Dataset rows about figures:
━━━━━━━━━━━━━━━━━━━━━━━━━━━━━━

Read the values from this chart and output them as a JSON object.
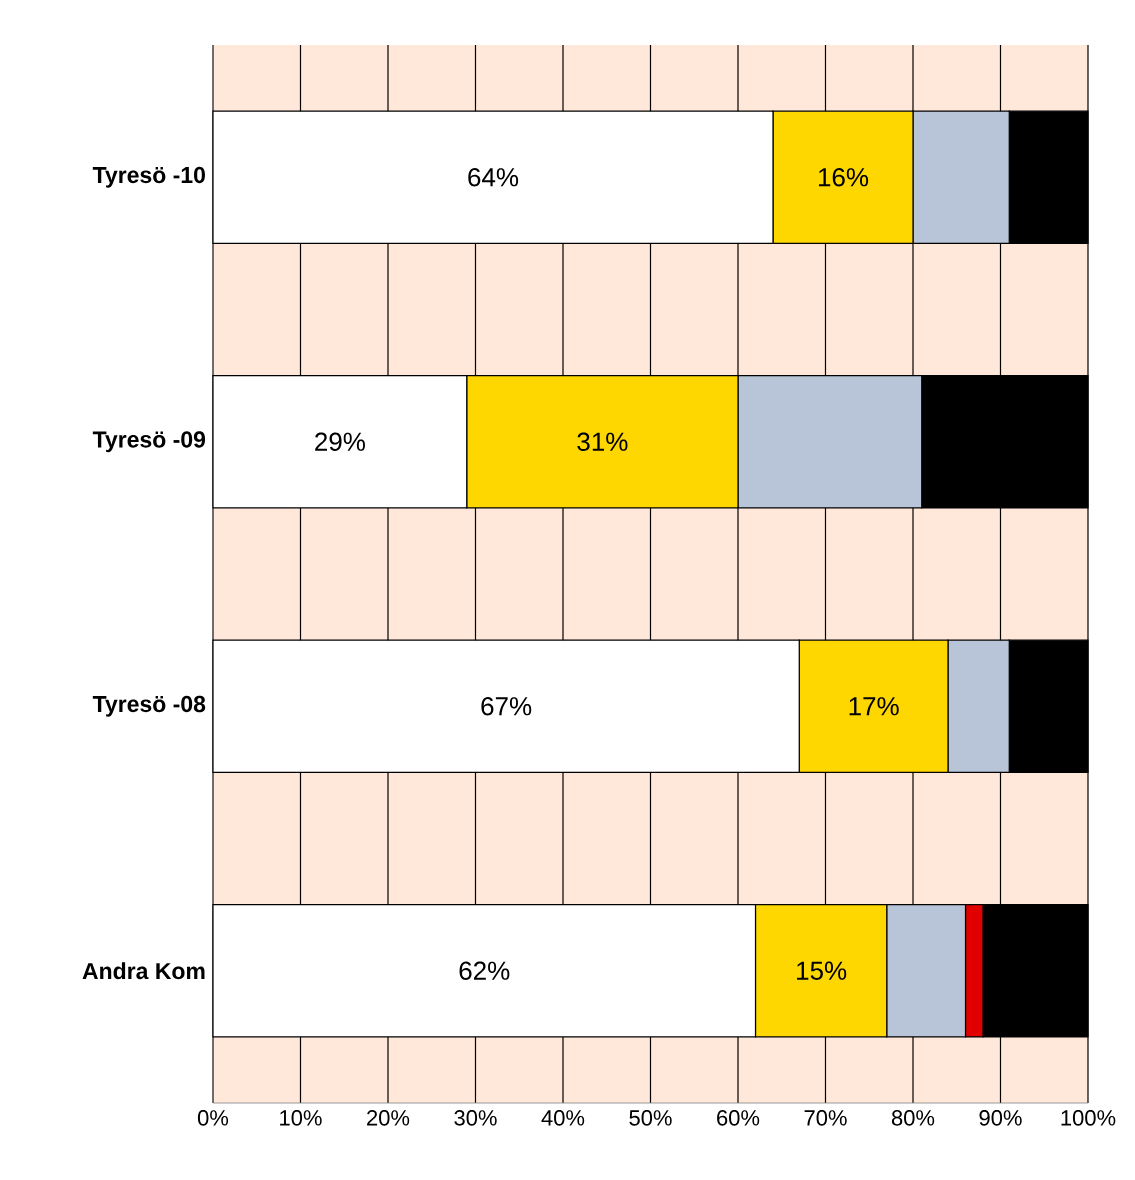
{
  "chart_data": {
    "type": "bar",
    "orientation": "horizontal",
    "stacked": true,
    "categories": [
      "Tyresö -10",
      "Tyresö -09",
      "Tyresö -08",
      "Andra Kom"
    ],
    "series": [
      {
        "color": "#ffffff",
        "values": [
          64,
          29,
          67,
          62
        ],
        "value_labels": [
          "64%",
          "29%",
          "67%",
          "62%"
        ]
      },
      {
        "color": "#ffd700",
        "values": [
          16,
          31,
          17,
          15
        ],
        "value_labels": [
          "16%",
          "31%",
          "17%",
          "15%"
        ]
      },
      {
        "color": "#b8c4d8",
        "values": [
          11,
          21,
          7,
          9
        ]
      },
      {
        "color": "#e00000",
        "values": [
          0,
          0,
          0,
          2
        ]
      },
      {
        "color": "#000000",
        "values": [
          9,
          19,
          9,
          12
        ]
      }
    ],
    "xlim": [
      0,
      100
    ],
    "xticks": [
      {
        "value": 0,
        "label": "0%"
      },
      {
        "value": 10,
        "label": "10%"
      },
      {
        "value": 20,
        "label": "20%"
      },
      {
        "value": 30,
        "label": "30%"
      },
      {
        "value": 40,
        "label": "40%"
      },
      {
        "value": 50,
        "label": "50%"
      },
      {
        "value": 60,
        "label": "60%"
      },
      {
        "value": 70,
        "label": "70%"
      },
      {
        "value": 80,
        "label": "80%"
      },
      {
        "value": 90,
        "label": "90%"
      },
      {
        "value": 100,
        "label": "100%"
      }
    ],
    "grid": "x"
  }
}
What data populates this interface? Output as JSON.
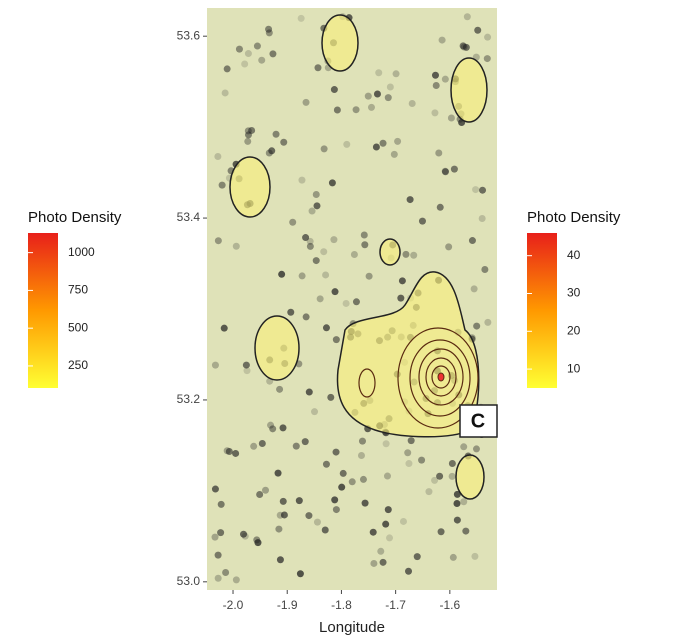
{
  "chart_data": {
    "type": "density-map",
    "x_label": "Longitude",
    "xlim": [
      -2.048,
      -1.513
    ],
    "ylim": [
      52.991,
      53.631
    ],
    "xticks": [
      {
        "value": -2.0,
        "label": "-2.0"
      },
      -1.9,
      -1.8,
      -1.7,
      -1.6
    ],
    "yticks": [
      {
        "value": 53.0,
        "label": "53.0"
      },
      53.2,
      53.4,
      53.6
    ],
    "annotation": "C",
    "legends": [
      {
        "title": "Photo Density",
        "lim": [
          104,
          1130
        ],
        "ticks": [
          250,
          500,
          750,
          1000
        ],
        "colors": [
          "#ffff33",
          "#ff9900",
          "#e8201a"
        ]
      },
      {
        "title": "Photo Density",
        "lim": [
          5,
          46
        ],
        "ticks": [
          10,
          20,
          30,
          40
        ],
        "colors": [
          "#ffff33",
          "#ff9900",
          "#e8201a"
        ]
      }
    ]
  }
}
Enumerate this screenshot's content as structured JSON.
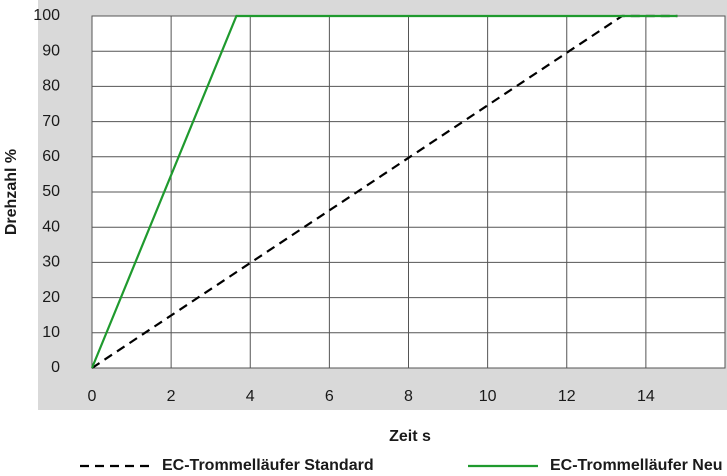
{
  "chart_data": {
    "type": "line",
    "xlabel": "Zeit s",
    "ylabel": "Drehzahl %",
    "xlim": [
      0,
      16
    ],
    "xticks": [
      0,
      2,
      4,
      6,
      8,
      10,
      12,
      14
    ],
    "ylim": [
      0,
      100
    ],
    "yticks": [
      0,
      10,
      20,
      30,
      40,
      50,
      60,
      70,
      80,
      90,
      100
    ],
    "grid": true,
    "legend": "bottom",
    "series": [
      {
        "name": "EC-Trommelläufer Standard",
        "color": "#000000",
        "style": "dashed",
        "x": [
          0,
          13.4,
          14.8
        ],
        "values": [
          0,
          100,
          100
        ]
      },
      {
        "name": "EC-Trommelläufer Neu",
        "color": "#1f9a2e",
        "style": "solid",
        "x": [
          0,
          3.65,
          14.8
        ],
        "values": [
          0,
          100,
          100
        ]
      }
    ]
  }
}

━━━━━━━━━━━━━━━━━━━━━━━━━━━━━━

Keep the pictures out and write out the records exactly.

Result for this exercise:
Read the values from this chart and output them as a JSON object.
{
  "chart_data": {
    "type": "bar",
    "orientation": "horizontal",
    "stacked": true,
    "categories": [
      "Tyresö -10",
      "Tyresö -09",
      "Tyresö -08",
      "Andra Kom"
    ],
    "series": [
      {
        "color": "#ffffff",
        "values": [
          64,
          29,
          67,
          62
        ],
        "value_labels": [
          "64%",
          "29%",
          "67%",
          "62%"
        ]
      },
      {
        "color": "#ffd700",
        "values": [
          16,
          31,
          17,
          15
        ],
        "value_labels": [
          "16%",
          "31%",
          "17%",
          "15%"
        ]
      },
      {
        "color": "#b8c4d8",
        "values": [
          11,
          21,
          7,
          9
        ]
      },
      {
        "color": "#e00000",
        "values": [
          0,
          0,
          0,
          2
        ]
      },
      {
        "color": "#000000",
        "values": [
          9,
          19,
          9,
          12
        ]
      }
    ],
    "xlim": [
      0,
      100
    ],
    "xticks": [
      {
        "value": 0,
        "label": "0%"
      },
      {
        "value": 10,
        "label": "10%"
      },
      {
        "value": 20,
        "label": "20%"
      },
      {
        "value": 30,
        "label": "30%"
      },
      {
        "value": 40,
        "label": "40%"
      },
      {
        "value": 50,
        "label": "50%"
      },
      {
        "value": 60,
        "label": "60%"
      },
      {
        "value": 70,
        "label": "70%"
      },
      {
        "value": 80,
        "label": "80%"
      },
      {
        "value": 90,
        "label": "90%"
      },
      {
        "value": 100,
        "label": "100%"
      }
    ],
    "grid": "x"
  }
}
What data populates this interface? Output as JSON.
{
  "chart_data": {
    "type": "density-map",
    "x_label": "Longitude",
    "xlim": [
      -2.048,
      -1.513
    ],
    "ylim": [
      52.991,
      53.631
    ],
    "xticks": [
      {
        "value": -2.0,
        "label": "-2.0"
      },
      -1.9,
      -1.8,
      -1.7,
      -1.6
    ],
    "yticks": [
      {
        "value": 53.0,
        "label": "53.0"
      },
      53.2,
      53.4,
      53.6
    ],
    "annotation": "C",
    "legends": [
      {
        "title": "Photo Density",
        "lim": [
          104,
          1130
        ],
        "ticks": [
          250,
          500,
          750,
          1000
        ],
        "colors": [
          "#ffff33",
          "#ff9900",
          "#e8201a"
        ]
      },
      {
        "title": "Photo Density",
        "lim": [
          5,
          46
        ],
        "ticks": [
          10,
          20,
          30,
          40
        ],
        "colors": [
          "#ffff33",
          "#ff9900",
          "#e8201a"
        ]
      }
    ]
  }
}
Enumerate this screenshot's content as structured JSON.
{
  "chart_data": {
    "type": "line",
    "xlabel": "Zeit s",
    "ylabel": "Drehzahl %",
    "xlim": [
      0,
      16
    ],
    "xticks": [
      0,
      2,
      4,
      6,
      8,
      10,
      12,
      14
    ],
    "ylim": [
      0,
      100
    ],
    "yticks": [
      0,
      10,
      20,
      30,
      40,
      50,
      60,
      70,
      80,
      90,
      100
    ],
    "grid": true,
    "legend": "bottom",
    "series": [
      {
        "name": "EC-Trommelläufer Standard",
        "color": "#000000",
        "style": "dashed",
        "x": [
          0,
          13.4,
          14.8
        ],
        "values": [
          0,
          100,
          100
        ]
      },
      {
        "name": "EC-Trommelläufer Neu",
        "color": "#1f9a2e",
        "style": "solid",
        "x": [
          0,
          3.65,
          14.8
        ],
        "values": [
          0,
          100,
          100
        ]
      }
    ]
  }
}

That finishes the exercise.